- PROBLEM DETAILS:
Each line should be copied exactly.

- AVAILABLE DATA:
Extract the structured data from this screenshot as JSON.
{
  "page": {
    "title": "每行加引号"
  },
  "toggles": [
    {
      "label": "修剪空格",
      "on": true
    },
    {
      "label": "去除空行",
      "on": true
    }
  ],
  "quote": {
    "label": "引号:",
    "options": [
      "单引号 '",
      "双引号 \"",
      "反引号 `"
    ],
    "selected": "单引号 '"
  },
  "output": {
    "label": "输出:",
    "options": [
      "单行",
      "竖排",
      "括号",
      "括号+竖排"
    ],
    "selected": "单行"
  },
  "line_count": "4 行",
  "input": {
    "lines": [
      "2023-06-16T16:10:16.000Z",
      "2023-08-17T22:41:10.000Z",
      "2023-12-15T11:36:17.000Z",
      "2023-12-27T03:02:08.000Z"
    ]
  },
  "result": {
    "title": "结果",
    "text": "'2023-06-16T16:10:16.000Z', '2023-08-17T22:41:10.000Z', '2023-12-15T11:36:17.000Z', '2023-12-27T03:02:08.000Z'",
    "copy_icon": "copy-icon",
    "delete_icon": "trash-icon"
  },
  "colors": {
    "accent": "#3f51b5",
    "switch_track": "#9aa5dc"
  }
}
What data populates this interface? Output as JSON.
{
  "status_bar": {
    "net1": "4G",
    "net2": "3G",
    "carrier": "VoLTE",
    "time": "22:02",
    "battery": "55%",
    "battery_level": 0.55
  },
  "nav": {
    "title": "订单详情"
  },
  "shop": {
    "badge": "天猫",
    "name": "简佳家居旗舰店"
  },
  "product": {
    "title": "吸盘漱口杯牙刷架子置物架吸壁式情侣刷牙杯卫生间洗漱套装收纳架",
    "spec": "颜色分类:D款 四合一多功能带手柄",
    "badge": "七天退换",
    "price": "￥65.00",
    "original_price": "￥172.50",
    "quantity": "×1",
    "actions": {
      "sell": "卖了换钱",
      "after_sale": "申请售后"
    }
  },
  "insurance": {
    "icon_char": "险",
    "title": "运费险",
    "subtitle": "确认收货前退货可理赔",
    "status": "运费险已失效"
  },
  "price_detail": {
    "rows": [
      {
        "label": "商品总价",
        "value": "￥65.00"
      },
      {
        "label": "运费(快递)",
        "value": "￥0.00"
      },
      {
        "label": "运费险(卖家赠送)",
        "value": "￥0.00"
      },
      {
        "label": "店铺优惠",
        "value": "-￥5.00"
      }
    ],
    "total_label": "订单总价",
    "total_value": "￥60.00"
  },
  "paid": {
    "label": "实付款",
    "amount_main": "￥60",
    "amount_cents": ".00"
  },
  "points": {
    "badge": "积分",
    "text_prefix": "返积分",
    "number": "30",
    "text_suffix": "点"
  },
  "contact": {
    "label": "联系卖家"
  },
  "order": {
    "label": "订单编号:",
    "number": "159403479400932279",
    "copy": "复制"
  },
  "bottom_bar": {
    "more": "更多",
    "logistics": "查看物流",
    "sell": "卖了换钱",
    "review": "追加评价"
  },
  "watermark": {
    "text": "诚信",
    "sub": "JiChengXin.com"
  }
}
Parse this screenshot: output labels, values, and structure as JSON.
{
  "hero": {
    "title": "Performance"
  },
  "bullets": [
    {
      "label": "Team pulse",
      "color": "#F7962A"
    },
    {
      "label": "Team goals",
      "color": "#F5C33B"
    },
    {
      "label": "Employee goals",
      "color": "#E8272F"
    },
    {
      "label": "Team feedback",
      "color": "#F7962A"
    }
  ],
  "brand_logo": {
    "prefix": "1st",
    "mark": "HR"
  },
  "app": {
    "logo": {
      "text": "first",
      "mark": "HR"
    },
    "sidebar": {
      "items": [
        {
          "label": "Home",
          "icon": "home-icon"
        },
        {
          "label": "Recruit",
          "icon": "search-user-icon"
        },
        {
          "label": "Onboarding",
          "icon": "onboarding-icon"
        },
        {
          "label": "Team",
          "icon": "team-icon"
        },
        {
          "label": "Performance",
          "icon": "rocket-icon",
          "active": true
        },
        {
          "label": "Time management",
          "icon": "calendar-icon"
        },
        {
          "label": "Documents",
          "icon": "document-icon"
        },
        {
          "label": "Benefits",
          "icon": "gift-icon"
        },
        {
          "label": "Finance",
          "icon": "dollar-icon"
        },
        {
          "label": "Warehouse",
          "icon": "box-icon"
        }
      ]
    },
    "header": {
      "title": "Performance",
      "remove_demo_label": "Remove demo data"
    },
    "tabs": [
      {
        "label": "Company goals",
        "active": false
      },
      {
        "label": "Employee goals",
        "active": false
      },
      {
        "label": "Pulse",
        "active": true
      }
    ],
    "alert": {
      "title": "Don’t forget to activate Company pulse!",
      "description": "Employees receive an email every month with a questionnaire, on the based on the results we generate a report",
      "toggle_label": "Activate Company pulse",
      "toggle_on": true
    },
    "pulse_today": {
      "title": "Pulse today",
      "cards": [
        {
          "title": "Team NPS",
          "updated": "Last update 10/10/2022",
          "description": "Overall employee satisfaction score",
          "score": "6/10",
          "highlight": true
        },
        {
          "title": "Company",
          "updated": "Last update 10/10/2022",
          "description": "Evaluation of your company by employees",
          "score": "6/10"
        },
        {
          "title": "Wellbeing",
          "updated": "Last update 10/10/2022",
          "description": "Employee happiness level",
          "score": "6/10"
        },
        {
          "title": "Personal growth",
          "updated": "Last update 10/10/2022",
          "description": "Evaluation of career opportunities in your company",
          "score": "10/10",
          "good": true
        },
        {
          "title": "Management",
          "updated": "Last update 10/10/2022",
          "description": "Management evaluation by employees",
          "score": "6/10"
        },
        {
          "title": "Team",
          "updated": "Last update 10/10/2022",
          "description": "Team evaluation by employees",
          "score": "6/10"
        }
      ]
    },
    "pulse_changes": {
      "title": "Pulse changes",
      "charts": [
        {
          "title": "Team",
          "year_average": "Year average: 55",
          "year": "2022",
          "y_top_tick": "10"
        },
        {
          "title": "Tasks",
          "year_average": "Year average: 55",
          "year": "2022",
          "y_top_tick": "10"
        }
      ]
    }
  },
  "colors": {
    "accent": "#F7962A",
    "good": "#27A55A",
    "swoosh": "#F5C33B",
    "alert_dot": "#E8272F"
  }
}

- EXERCISE RESULT:
Extract the structured data from this screenshot as JSON.
{
  "page": {
    "title": "每行加引号"
  },
  "toggles": [
    {
      "label": "修剪空格",
      "on": true
    },
    {
      "label": "去除空行",
      "on": true
    }
  ],
  "quote": {
    "label": "引号:",
    "options": [
      "单引号 '",
      "双引号 \"",
      "反引号 `"
    ],
    "selected": "单引号 '"
  },
  "output": {
    "label": "输出:",
    "options": [
      "单行",
      "竖排",
      "括号",
      "括号+竖排"
    ],
    "selected": "单行"
  },
  "line_count": "4 行",
  "input": {
    "lines": [
      "2023-06-16T16:10:16.000Z",
      "2023-08-17T22:41:10.000Z",
      "2023-12-15T11:36:17.000Z",
      "2023-12-27T03:02:08.000Z"
    ]
  },
  "result": {
    "title": "结果",
    "text": "'2023-06-16T16:10:16.000Z', '2023-08-17T22:41:10.000Z', '2023-12-15T11:36:17.000Z', '2023-12-27T03:02:08.000Z'",
    "copy_icon": "copy-icon",
    "delete_icon": "trash-icon"
  },
  "colors": {
    "accent": "#3f51b5",
    "switch_track": "#9aa5dc"
  }
}
What data populates this interface? Output as JSON.
{
  "status_bar": {
    "net1": "4G",
    "net2": "3G",
    "carrier": "VoLTE",
    "time": "22:02",
    "battery": "55%",
    "battery_level": 0.55
  },
  "nav": {
    "title": "订单详情"
  },
  "shop": {
    "badge": "天猫",
    "name": "简佳家居旗舰店"
  },
  "product": {
    "title": "吸盘漱口杯牙刷架子置物架吸壁式情侣刷牙杯卫生间洗漱套装收纳架",
    "spec": "颜色分类:D款 四合一多功能带手柄",
    "badge": "七天退换",
    "price": "￥65.00",
    "original_price": "￥172.50",
    "quantity": "×1",
    "actions": {
      "sell": "卖了换钱",
      "after_sale": "申请售后"
    }
  },
  "insurance": {
    "icon_char": "险",
    "title": "运费险",
    "subtitle": "确认收货前退货可理赔",
    "status": "运费险已失效"
  },
  "price_detail": {
    "rows": [
      {
        "label": "商品总价",
        "value": "￥65.00"
      },
      {
        "label": "运费(快递)",
        "value": "￥0.00"
      },
      {
        "label": "运费险(卖家赠送)",
        "value": "￥0.00"
      },
      {
        "label": "店铺优惠",
        "value": "-￥5.00"
      }
    ],
    "total_label": "订单总价",
    "total_value": "￥60.00"
  },
  "paid": {
    "label": "实付款",
    "amount_main": "￥60",
    "amount_cents": ".00"
  },
  "points": {
    "badge": "积分",
    "text_prefix": "返积分",
    "number": "30",
    "text_suffix": "点"
  },
  "contact": {
    "label": "联系卖家"
  },
  "order": {
    "label": "订单编号:",
    "number": "159403479400932279",
    "copy": "复制"
  },
  "bottom_bar": {
    "more": "更多",
    "logistics": "查看物流",
    "sell": "卖了换钱",
    "review": "追加评价"
  },
  "watermark": {
    "text": "诚信",
    "sub": "JiChengXin.com"
  }
}
Parse this screenshot: output labels, values, and structure as JSON.
{
  "hero": {
    "title": "Performance"
  },
  "bullets": [
    {
      "label": "Team pulse",
      "color": "#F7962A"
    },
    {
      "label": "Team goals",
      "color": "#F5C33B"
    },
    {
      "label": "Employee goals",
      "color": "#E8272F"
    },
    {
      "label": "Team feedback",
      "color": "#F7962A"
    }
  ],
  "brand_logo": {
    "prefix": "1st",
    "mark": "HR"
  },
  "app": {
    "logo": {
      "text": "first",
      "mark": "HR"
    },
    "sidebar": {
      "items": [
        {
          "label": "Home",
          "icon": "home-icon"
        },
        {
          "label": "Recruit",
          "icon": "search-user-icon"
        },
        {
          "label": "Onboarding",
          "icon": "onboarding-icon"
        },
        {
          "label": "Team",
          "icon": "team-icon"
        },
        {
          "label": "Performance",
          "icon": "rocket-icon",
          "active": true
        },
        {
          "label": "Time management",
          "icon": "calendar-icon"
        },
        {
          "label": "Documents",
          "icon": "document-icon"
        },
        {
          "label": "Benefits",
          "icon": "gift-icon"
        },
        {
          "label": "Finance",
          "icon": "dollar-icon"
        },
        {
          "label": "Warehouse",
          "icon": "box-icon"
        }
      ]
    },
    "header": {
      "title": "Performance",
      "remove_demo_label": "Remove demo data"
    },
    "tabs": [
      {
        "label": "Company goals",
        "active": false
      },
      {
        "label": "Employee goals",
        "active": false
      },
      {
        "label": "Pulse",
        "active": true
      }
    ],
    "alert": {
      "title": "Don’t forget to activate Company pulse!",
      "description": "Employees receive an email every month with a questionnaire, on the based on the results we generate a report",
      "toggle_label": "Activate Company pulse",
      "toggle_on": true
    },
    "pulse_today": {
      "title": "Pulse today",
      "cards": [
        {
          "title": "Team NPS",
          "updated": "Last update 10/10/2022",
          "description": "Overall employee satisfaction score",
          "score": "6/10",
          "highlight": true
        },
        {
          "title": "Company",
          "updated": "Last update 10/10/2022",
          "description": "Evaluation of your company by employees",
          "score": "6/10"
        },
        {
          "title": "Wellbeing",
          "updated": "Last update 10/10/2022",
          "description": "Employee happiness level",
          "score": "6/10"
        },
        {
          "title": "Personal growth",
          "updated": "Last update 10/10/2022",
          "description": "Evaluation of career opportunities in your company",
          "score": "10/10",
          "good": true
        },
        {
          "title": "Management",
          "updated": "Last update 10/10/2022",
          "description": "Management evaluation by employees",
          "score": "6/10"
        },
        {
          "title": "Team",
          "updated": "Last update 10/10/2022",
          "description": "Team evaluation by employees",
          "score": "6/10"
        }
      ]
    },
    "pulse_changes": {
      "title": "Pulse changes",
      "charts": [
        {
          "title": "Team",
          "year_average": "Year average: 55",
          "year": "2022",
          "y_top_tick": "10"
        },
        {
          "title": "Tasks",
          "year_average": "Year average: 55",
          "year": "2022",
          "y_top_tick": "10"
        }
      ]
    }
  },
  "colors": {
    "accent": "#F7962A",
    "good": "#27A55A",
    "swoosh": "#F5C33B",
    "alert_dot": "#E8272F"
  }
}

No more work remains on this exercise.